REQUIREMENT 1: According to the extract on Black farmers, what fraction of farmers were black in the 1920's?

-=-=-

09/24/2021 - 08:44 by Anonymous (not verified)
Original Author
Tiny
Original Body

April 21, 2014

Those who walked this earth long before capitalism, and long before whyte non-supremacy waged war on Mother Earth and her indigenous nations, we had an obligation to tend to MaMa’s sacred soil and to produce plenty of food with her blessings. The deliberate destruction of her soil; the poisoning of our food (by Monsanto) with the intent to “muscle” the masses into buying frankenfood; and the blatant, racist system that discriminated against Black Farmers and other farmers of color for decades, all go hand-in-hand.

In the 1920’s 1 in every 7 farmers was black. In the 1980’s 1 in every 67 was black. In the early 1900’s, black farmers owned about 15 million acres of land altogether. In the 1980’s black farmers owned a little over 3 million acres of farmland. In the 1980's African-Descendant farmers received only 1% of all farmer ownership and soil and water conservation loans given; they received only 2.5% of all farm operation loans. All complaints of racial discrimination about financial support fell upon deaf ears when the Regan administration closed the doors to the USDA’s civil rights office in 1982. The 1.3 billion dollar USDA loan fund for farmers to buy land was a joke also, with only 209 Black farmers receiving the funding.

-=-=-

REQUIREMENT 2: Rewrite the listing from its first line up to and including the line with "series-label: 150 K: [484, 158, 510, 168]", putting "series-name" wherever "series-label" appears and leaving everything else unchanged.

-=-=-

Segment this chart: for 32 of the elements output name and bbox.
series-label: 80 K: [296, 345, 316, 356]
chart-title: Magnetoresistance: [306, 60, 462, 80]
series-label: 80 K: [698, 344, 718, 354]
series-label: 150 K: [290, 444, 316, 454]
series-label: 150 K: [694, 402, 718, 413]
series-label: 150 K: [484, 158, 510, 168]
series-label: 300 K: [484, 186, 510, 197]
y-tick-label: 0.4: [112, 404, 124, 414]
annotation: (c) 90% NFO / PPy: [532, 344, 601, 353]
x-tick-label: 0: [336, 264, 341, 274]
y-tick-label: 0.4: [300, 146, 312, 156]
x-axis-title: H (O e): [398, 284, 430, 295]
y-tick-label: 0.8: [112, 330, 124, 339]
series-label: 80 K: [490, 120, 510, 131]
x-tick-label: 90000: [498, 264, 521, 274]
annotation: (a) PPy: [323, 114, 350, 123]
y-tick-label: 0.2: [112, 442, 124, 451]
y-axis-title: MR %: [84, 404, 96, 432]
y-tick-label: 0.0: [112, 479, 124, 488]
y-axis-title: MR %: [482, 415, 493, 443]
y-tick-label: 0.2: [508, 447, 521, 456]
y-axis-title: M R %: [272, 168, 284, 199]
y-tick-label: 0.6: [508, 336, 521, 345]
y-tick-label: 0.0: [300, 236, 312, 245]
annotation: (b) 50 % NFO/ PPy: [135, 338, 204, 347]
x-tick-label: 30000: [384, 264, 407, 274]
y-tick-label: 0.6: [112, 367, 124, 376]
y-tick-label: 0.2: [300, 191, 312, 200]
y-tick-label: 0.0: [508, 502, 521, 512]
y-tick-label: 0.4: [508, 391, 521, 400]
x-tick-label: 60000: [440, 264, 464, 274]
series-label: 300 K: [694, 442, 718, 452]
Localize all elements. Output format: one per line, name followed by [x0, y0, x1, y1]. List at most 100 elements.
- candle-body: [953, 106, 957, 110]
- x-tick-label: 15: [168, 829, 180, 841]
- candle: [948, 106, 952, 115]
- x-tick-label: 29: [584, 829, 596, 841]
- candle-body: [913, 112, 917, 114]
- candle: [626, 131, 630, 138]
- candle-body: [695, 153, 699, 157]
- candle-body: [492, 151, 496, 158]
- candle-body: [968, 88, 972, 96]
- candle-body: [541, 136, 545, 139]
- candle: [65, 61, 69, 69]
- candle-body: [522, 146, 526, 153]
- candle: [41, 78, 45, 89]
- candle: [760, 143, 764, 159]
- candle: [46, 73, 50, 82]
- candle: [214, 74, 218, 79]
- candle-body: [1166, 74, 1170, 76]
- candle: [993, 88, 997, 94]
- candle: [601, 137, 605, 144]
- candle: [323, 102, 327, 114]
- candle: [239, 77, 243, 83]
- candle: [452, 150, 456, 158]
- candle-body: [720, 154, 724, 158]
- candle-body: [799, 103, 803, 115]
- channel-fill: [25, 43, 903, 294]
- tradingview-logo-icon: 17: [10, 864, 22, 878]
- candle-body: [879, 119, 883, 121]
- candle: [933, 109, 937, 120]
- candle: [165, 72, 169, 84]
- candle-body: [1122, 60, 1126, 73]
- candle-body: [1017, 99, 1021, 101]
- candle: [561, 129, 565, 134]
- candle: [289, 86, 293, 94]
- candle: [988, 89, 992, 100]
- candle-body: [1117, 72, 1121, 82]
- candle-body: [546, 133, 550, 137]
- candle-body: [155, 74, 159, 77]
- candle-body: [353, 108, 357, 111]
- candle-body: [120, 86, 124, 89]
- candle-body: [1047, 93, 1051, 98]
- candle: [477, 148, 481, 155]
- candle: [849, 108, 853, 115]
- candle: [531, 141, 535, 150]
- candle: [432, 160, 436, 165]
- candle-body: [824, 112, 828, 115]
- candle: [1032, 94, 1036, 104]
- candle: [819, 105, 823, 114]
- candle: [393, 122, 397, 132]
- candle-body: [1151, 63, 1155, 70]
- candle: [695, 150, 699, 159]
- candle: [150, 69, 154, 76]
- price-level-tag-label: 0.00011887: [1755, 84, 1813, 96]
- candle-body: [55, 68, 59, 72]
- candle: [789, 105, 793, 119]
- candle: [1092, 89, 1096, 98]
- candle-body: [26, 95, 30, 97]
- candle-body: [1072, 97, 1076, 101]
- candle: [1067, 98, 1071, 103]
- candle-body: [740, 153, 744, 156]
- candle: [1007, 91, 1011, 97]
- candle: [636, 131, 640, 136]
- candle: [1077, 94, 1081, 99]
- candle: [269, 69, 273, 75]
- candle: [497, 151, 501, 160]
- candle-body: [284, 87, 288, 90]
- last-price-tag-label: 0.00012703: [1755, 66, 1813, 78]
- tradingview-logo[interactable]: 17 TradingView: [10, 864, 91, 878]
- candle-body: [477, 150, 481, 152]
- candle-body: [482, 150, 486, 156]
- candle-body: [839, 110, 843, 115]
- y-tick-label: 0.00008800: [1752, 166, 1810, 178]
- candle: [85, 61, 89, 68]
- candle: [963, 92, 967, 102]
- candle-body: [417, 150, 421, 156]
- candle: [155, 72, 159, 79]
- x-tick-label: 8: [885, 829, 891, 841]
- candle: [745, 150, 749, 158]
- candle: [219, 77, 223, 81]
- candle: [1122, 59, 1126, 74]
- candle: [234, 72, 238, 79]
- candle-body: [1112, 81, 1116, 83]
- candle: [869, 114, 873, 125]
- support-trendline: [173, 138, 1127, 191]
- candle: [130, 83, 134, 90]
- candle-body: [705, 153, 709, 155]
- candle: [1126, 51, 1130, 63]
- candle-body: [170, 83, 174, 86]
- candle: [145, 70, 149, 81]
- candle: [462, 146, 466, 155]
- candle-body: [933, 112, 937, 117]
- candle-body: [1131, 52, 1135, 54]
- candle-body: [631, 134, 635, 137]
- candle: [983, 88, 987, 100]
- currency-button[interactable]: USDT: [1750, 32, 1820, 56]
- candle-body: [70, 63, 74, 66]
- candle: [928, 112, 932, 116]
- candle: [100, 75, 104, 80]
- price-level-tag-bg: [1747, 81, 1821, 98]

-=-=-

EXPECTED ANSWER 1: 1 in every 7

EXPECTED ANSWER 2:
Segment this chart: for 32 of the elements output name and bbox.
series-name: 80 K: [296, 345, 316, 356]
chart-title: Magnetoresistance: [306, 60, 462, 80]
series-name: 80 K: [698, 344, 718, 354]
series-name: 150 K: [290, 444, 316, 454]
series-name: 150 K: [694, 402, 718, 413]
series-name: 150 K: [484, 158, 510, 168]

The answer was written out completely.